--- The input Enclosed Below ---

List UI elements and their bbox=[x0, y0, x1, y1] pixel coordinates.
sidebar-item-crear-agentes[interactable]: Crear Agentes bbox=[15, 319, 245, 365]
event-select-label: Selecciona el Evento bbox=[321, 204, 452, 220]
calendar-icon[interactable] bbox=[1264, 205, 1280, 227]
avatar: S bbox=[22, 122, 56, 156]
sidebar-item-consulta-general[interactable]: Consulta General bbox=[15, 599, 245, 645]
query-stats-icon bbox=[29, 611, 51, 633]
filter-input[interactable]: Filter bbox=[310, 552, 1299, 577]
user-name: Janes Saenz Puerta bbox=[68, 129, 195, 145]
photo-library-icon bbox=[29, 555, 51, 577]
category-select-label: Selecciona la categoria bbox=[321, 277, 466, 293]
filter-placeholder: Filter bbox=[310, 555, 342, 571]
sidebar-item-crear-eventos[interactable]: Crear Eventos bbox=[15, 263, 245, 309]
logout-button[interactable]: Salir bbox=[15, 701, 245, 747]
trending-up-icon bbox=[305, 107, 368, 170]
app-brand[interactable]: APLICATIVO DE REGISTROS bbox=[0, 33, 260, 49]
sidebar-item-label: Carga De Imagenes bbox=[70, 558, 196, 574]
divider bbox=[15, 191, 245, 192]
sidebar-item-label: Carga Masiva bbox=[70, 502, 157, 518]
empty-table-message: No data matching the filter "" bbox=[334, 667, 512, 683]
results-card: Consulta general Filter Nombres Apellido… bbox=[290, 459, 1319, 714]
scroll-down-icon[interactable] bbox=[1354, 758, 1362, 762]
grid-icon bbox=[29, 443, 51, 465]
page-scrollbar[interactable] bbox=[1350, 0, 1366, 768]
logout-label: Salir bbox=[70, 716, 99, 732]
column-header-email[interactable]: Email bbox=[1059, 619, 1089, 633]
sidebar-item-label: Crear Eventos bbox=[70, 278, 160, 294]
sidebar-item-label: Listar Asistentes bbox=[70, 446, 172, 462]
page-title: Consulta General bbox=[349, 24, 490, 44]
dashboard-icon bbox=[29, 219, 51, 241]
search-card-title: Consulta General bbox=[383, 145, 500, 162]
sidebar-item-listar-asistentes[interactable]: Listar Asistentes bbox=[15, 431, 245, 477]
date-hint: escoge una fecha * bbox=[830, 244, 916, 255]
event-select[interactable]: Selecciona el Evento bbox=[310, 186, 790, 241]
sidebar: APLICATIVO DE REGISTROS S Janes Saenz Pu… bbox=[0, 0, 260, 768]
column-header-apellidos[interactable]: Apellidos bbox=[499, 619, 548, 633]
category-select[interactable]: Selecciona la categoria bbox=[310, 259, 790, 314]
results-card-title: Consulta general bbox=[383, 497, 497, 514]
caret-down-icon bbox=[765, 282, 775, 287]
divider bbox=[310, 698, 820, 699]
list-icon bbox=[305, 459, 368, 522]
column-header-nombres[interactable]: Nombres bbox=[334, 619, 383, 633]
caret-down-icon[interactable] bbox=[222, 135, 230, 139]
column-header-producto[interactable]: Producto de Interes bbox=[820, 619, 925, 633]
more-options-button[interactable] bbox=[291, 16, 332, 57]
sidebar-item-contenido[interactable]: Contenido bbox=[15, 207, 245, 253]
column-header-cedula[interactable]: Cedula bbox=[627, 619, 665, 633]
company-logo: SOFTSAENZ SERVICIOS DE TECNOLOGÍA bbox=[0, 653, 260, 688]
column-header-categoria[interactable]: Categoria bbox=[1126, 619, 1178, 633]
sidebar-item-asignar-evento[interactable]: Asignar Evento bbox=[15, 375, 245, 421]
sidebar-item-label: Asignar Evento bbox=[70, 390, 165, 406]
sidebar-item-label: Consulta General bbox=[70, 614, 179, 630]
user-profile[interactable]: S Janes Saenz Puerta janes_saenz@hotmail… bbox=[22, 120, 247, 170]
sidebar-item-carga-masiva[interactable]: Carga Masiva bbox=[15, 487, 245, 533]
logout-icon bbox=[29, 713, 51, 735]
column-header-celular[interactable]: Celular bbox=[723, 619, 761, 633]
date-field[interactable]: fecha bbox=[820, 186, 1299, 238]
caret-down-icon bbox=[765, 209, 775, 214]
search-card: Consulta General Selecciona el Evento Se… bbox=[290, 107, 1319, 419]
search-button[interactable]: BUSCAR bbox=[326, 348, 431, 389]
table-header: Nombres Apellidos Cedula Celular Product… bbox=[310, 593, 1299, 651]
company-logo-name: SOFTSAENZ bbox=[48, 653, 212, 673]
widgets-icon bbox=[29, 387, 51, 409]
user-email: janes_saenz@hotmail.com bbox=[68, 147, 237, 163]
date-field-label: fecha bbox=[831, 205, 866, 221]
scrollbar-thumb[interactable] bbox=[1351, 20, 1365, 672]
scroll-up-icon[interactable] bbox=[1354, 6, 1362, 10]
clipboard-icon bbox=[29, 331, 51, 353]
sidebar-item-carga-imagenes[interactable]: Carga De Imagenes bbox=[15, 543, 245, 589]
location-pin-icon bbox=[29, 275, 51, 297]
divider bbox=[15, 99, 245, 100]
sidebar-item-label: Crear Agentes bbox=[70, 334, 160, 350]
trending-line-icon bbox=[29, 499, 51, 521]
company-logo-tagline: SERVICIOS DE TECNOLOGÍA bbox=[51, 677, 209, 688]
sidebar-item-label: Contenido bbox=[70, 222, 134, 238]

--- End of Enclosed The input ---

**About this task**
Return a copy of each line of the material that holds the word "fecha".

**Result of this task**
date-hint: escoge una fecha * bbox=[830, 244, 916, 255]
date-field[interactable]: fecha bbox=[820, 186, 1299, 238]
date-field-label: fecha bbox=[831, 205, 866, 221]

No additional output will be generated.